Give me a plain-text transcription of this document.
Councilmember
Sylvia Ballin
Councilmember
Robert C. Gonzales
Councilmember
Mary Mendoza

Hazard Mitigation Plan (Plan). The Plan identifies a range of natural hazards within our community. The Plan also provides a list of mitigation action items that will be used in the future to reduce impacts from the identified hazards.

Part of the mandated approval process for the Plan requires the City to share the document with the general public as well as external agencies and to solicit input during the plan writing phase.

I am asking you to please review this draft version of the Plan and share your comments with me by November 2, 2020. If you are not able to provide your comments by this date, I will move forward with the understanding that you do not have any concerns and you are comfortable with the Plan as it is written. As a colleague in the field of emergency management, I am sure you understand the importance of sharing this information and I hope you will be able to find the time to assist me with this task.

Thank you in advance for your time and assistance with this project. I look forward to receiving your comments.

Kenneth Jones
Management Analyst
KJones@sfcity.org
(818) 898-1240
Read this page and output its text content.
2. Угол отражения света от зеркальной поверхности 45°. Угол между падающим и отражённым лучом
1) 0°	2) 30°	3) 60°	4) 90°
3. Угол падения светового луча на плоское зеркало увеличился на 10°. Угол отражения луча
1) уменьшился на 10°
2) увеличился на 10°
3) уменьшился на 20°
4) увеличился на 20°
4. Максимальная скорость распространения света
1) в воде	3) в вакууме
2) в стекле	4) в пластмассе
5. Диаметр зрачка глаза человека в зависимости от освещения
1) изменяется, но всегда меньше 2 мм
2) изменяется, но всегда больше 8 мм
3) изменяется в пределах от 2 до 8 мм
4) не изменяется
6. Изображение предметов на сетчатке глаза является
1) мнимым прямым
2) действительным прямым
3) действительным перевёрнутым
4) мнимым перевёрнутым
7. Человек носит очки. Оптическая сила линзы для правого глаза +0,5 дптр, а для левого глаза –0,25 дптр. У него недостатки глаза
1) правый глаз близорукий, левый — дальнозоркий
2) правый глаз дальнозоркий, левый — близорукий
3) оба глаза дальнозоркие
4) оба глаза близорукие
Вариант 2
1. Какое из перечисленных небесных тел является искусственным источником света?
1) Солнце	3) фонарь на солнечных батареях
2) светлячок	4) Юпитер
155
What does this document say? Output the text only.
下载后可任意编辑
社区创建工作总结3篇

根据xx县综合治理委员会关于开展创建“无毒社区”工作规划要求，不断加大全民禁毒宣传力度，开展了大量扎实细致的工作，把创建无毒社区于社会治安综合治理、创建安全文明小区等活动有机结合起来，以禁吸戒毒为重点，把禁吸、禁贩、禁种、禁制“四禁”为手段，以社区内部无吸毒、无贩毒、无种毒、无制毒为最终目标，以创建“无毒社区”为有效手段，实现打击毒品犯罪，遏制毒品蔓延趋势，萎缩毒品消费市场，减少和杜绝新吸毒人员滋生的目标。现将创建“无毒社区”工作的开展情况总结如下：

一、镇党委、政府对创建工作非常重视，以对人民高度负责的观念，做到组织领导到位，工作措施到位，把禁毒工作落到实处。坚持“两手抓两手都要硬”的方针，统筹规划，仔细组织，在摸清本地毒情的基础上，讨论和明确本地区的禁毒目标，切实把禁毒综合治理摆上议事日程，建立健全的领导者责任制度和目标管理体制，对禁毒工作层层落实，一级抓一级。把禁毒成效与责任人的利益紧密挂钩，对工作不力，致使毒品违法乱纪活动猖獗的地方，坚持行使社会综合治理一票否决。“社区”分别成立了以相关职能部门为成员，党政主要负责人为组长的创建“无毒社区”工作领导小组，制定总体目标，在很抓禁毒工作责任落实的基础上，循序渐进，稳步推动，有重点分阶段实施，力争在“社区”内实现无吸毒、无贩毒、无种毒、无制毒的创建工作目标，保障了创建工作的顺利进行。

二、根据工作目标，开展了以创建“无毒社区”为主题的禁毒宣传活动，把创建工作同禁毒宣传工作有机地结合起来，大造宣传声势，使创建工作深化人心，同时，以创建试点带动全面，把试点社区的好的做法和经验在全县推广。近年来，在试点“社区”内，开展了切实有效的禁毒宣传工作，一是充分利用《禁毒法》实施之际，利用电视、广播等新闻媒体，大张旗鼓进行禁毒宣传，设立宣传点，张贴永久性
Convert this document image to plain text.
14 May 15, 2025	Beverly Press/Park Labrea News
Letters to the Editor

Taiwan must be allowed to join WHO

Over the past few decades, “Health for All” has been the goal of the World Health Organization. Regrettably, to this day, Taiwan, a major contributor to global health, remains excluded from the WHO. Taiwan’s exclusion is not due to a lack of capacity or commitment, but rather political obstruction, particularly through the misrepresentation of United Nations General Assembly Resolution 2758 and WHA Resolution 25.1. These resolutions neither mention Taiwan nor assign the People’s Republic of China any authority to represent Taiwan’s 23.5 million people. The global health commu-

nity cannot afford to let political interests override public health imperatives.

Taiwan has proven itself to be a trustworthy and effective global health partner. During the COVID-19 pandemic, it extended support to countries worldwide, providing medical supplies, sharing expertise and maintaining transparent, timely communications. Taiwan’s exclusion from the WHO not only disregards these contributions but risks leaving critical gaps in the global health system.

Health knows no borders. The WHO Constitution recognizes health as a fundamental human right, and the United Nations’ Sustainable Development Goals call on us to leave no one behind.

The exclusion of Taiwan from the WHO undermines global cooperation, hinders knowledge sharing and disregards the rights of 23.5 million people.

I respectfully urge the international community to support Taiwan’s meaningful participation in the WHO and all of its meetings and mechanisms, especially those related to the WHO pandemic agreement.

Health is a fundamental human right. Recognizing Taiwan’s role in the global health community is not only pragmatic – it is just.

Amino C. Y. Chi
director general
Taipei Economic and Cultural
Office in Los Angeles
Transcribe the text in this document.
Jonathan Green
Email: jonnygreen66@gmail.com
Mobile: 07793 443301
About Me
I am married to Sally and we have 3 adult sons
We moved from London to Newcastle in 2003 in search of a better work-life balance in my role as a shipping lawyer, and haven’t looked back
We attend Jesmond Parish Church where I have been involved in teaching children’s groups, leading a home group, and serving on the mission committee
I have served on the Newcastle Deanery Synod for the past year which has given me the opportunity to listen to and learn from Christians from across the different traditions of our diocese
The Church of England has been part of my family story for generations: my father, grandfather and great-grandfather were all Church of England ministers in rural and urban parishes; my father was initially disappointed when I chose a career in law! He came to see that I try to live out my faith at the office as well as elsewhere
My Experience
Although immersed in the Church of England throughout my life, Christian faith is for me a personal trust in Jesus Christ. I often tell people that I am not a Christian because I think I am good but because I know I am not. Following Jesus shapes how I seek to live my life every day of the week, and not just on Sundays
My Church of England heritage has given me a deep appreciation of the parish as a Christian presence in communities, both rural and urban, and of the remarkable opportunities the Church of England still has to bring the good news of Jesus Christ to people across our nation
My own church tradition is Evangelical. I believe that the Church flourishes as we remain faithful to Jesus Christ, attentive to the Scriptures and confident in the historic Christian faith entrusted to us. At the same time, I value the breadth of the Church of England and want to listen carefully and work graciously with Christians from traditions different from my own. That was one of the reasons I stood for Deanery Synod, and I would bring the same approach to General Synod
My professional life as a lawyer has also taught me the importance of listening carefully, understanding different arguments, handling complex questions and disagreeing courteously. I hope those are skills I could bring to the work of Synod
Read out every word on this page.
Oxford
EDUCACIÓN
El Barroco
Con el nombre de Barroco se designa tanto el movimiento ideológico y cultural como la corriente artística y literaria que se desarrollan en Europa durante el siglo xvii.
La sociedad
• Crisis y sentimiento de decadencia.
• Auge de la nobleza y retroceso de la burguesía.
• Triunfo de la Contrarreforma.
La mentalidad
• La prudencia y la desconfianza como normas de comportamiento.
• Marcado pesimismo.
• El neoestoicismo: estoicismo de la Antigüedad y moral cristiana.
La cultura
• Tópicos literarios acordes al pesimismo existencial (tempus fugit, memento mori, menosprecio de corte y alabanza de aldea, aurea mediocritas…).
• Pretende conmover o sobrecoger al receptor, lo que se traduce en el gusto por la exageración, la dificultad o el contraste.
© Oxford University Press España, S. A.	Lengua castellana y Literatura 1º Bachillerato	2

━━━━━━━━━━━━━━━━━━━━

PROBLEM DETAILS:
In the records above, collect each line with "Угол".

ANSWER TO THE PROBLEM:
2. Угол отражения света от зеркальной поверхности 45°. Угол между падающим и отражённым лучом
3. Угол падения светового луча на плоское зеркало увеличился на 10°. Угол отражения луча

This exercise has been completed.